__Record set__

-- Begin --

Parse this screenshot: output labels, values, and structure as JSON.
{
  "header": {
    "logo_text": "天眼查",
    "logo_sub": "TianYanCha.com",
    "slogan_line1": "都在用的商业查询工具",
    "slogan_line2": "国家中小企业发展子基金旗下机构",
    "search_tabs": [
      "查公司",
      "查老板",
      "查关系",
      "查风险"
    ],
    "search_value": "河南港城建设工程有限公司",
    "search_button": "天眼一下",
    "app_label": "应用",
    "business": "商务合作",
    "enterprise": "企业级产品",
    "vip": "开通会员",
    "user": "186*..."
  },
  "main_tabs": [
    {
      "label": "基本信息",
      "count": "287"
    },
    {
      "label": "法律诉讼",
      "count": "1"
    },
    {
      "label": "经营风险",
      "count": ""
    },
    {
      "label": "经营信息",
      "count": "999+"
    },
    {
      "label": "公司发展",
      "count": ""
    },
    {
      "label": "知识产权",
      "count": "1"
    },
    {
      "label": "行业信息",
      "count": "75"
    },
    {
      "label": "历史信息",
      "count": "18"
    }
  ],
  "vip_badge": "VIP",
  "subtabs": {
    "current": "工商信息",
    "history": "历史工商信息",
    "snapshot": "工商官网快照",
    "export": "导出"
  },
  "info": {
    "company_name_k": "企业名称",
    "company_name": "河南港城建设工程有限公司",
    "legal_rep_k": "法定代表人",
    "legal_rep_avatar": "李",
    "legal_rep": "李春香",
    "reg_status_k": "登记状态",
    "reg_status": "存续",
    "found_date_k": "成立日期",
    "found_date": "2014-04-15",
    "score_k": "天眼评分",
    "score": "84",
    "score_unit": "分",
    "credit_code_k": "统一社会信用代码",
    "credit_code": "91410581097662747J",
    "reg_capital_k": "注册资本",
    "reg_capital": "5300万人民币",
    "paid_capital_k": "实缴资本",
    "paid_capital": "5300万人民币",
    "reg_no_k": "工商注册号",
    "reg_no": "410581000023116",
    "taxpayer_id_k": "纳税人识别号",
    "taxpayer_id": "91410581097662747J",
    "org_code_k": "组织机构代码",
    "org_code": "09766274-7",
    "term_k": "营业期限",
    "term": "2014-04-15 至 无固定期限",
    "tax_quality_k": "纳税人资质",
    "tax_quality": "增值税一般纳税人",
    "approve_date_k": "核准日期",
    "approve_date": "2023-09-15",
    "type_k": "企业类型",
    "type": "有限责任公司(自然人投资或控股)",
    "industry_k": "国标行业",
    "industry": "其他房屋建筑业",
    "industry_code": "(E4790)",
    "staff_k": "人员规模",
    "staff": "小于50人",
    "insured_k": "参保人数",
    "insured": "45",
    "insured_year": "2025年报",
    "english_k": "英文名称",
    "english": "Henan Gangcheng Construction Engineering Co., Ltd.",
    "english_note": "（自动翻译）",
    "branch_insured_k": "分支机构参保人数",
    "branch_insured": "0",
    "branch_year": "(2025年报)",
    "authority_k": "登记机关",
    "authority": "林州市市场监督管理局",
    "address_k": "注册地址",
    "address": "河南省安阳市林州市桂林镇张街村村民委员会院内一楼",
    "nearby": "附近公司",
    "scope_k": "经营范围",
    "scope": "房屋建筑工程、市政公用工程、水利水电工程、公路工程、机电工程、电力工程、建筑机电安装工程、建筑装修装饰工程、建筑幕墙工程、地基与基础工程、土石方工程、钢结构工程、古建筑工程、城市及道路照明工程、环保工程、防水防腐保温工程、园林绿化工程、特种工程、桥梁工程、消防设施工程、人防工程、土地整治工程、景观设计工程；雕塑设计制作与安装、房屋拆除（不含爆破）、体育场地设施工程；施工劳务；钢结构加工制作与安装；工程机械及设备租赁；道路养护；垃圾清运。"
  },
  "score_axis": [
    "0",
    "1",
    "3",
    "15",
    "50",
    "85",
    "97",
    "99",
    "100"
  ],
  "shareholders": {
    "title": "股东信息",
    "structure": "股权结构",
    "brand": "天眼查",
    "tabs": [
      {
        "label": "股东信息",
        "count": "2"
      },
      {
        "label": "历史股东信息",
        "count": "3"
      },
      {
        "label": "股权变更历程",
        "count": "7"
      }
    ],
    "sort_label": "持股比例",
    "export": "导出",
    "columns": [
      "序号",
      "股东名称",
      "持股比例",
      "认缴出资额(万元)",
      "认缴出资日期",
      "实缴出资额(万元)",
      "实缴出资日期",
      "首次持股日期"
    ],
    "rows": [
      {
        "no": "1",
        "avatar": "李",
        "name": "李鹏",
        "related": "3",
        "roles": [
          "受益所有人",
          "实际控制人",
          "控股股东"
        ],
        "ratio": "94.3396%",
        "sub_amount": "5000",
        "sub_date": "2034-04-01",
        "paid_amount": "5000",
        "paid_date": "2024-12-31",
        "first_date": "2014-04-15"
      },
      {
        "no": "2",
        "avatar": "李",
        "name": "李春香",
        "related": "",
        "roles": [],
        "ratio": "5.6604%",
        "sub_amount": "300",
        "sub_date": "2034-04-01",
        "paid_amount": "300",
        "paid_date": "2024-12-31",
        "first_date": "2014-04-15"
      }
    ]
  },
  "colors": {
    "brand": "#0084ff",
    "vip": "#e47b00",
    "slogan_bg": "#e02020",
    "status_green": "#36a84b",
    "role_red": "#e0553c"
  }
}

-- End --

Provide all the records again, word for word.

__Full response__
Parse this screenshot: output labels, values, and structure as JSON.
{
  "header": {
    "logo_text": "天眼查",
    "logo_sub": "TianYanCha.com",
    "slogan_line1": "都在用的商业查询工具",
    "slogan_line2": "国家中小企业发展子基金旗下机构",
    "search_tabs": [
      "查公司",
      "查老板",
      "查关系",
      "查风险"
    ],
    "search_value": "河南港城建设工程有限公司",
    "search_button": "天眼一下",
    "app_label": "应用",
    "business": "商务合作",
    "enterprise": "企业级产品",
    "vip": "开通会员",
    "user": "186*..."
  },
  "main_tabs": [
    {
      "label": "基本信息",
      "count": "287"
    },
    {
      "label": "法律诉讼",
      "count": "1"
    },
    {
      "label": "经营风险",
      "count": ""
    },
    {
      "label": "经营信息",
      "count": "999+"
    },
    {
      "label": "公司发展",
      "count": ""
    },
    {
      "label": "知识产权",
      "count": "1"
    },
    {
      "label": "行业信息",
      "count": "75"
    },
    {
      "label": "历史信息",
      "count": "18"
    }
  ],
  "vip_badge": "VIP",
  "subtabs": {
    "current": "工商信息",
    "history": "历史工商信息",
    "snapshot": "工商官网快照",
    "export": "导出"
  },
  "info": {
    "company_name_k": "企业名称",
    "company_name": "河南港城建设工程有限公司",
    "legal_rep_k": "法定代表人",
    "legal_rep_avatar": "李",
    "legal_rep": "李春香",
    "reg_status_k": "登记状态",
    "reg_status": "存续",
    "found_date_k": "成立日期",
    "found_date": "2014-04-15",
    "score_k": "天眼评分",
    "score": "84",
    "score_unit": "分",
    "credit_code_k": "统一社会信用代码",
    "credit_code": "91410581097662747J",
    "reg_capital_k": "注册资本",
    "reg_capital": "5300万人民币",
    "paid_capital_k": "实缴资本",
    "paid_capital": "5300万人民币",
    "reg_no_k": "工商注册号",
    "reg_no": "410581000023116",
    "taxpayer_id_k": "纳税人识别号",
    "taxpayer_id": "91410581097662747J",
    "org_code_k": "组织机构代码",
    "org_code": "09766274-7",
    "term_k": "营业期限",
    "term": "2014-04-15 至 无固定期限",
    "tax_quality_k": "纳税人资质",
    "tax_quality": "增值税一般纳税人",
    "approve_date_k": "核准日期",
    "approve_date": "2023-09-15",
    "type_k": "企业类型",
    "type": "有限责任公司(自然人投资或控股)",
    "industry_k": "国标行业",
    "industry": "其他房屋建筑业",
    "industry_code": "(E4790)",
    "staff_k": "人员规模",
    "staff": "小于50人",
    "insured_k": "参保人数",
    "insured": "45",
    "insured_year": "2025年报",
    "english_k": "英文名称",
    "english": "Henan Gangcheng Construction Engineering Co., Ltd.",
    "english_note": "（自动翻译）",
    "branch_insured_k": "分支机构参保人数",
    "branch_insured": "0",
    "branch_year": "(2025年报)",
    "authority_k": "登记机关",
    "authority": "林州市市场监督管理局",
    "address_k": "注册地址",
    "address": "河南省安阳市林州市桂林镇张街村村民委员会院内一楼",
    "nearby": "附近公司",
    "scope_k": "经营范围",
    "scope": "房屋建筑工程、市政公用工程、水利水电工程、公路工程、机电工程、电力工程、建筑机电安装工程、建筑装修装饰工程、建筑幕墙工程、地基与基础工程、土石方工程、钢结构工程、古建筑工程、城市及道路照明工程、环保工程、防水防腐保温工程、园林绿化工程、特种工程、桥梁工程、消防设施工程、人防工程、土地整治工程、景观设计工程；雕塑设计制作与安装、房屋拆除（不含爆破）、体育场地设施工程；施工劳务；钢结构加工制作与安装；工程机械及设备租赁；道路养护；垃圾清运。"
  },
  "score_axis": [
    "0",
    "1",
    "3",
    "15",
    "50",
    "85",
    "97",
    "99",
    "100"
  ],
  "shareholders": {
    "title": "股东信息",
    "structure": "股权结构",
    "brand": "天眼查",
    "tabs": [
      {
        "label": "股东信息",
        "count": "2"
      },
      {
        "label": "历史股东信息",
        "count": "3"
      },
      {
        "label": "股权变更历程",
        "count": "7"
      }
    ],
    "sort_label": "持股比例",
    "export": "导出",
    "columns": [
      "序号",
      "股东名称",
      "持股比例",
      "认缴出资额(万元)",
      "认缴出资日期",
      "实缴出资额(万元)",
      "实缴出资日期",
      "首次持股日期"
    ],
    "rows": [
      {
        "no": "1",
        "avatar": "李",
        "name": "李鹏",
        "related": "3",
        "roles": [
          "受益所有人",
          "实际控制人",
          "控股股东"
        ],
        "ratio": "94.3396%",
        "sub_amount": "5000",
        "sub_date": "2034-04-01",
        "paid_amount": "5000",
        "paid_date": "2024-12-31",
        "first_date": "2014-04-15"
      },
      {
        "no": "2",
        "avatar": "李",
        "name": "李春香",
        "related": "",
        "roles": [],
        "ratio": "5.6604%",
        "sub_amount": "300",
        "sub_date": "2034-04-01",
        "paid_amount": "300",
        "paid_date": "2024-12-31",
        "first_date": "2014-04-15"
      }
    ]
  },
  "colors": {
    "brand": "#0084ff",
    "vip": "#e47b00",
    "slogan_bg": "#e02020",
    "status_green": "#36a84b",
    "role_red": "#e0553c"
  }
}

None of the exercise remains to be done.